++++ Extracted entries

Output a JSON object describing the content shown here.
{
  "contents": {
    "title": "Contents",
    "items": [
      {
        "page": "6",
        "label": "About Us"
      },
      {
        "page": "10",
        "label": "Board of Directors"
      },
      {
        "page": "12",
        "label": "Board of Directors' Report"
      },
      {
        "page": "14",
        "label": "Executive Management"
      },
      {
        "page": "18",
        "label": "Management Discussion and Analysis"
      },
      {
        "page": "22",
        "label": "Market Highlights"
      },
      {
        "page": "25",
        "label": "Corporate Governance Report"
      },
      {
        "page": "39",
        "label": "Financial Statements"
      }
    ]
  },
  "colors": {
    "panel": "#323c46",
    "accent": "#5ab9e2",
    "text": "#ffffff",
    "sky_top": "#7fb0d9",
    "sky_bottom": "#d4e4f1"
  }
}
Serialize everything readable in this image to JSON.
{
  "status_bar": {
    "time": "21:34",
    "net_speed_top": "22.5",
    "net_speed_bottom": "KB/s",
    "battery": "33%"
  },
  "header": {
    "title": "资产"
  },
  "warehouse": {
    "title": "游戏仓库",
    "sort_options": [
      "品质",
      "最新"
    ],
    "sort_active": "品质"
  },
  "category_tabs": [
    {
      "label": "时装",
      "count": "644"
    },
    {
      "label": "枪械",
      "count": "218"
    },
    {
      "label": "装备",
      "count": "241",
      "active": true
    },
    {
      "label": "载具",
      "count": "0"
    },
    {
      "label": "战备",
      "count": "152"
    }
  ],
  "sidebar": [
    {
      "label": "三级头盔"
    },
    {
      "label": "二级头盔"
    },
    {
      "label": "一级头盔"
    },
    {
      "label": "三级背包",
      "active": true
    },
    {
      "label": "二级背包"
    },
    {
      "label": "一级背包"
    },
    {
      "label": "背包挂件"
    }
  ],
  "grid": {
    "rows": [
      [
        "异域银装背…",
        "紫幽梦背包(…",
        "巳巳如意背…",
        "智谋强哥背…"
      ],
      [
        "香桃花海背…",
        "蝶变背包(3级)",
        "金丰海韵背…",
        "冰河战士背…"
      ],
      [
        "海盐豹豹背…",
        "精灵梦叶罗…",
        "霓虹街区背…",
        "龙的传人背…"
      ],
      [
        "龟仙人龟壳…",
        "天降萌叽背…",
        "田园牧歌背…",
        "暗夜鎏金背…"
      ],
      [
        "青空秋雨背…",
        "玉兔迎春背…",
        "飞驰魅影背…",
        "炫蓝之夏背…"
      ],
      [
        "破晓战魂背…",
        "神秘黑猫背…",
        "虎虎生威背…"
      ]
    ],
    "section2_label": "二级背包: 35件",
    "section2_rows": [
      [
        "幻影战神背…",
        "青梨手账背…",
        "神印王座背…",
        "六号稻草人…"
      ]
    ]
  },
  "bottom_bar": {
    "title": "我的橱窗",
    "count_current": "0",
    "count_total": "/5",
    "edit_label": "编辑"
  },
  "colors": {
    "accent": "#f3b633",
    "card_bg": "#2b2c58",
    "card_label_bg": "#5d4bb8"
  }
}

++++++++

Stated task: Filter for "JSON". Return all lines that hold it.

Solution:
Output a JSON object describing the content shown here.
Serialize everything readable in this image to JSON.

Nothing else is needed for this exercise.